→ Information provided
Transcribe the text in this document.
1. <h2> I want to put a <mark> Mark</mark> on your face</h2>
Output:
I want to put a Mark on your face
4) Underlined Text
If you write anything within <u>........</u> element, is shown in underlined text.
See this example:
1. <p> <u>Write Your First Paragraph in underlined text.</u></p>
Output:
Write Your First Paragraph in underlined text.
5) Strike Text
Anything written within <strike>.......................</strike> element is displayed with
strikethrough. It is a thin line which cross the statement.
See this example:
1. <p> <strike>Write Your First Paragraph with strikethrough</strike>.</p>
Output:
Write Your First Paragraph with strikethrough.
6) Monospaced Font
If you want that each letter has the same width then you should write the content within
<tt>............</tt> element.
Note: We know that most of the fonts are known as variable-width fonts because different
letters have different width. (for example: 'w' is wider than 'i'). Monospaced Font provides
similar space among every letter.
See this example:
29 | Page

→ What is asked
Find and copy each line above that includes the string "Monospaced".

→ Exercise solution
6) Monospaced Font
letters have different width. (for example: 'w' is wider than 'i'). Monospaced Font provides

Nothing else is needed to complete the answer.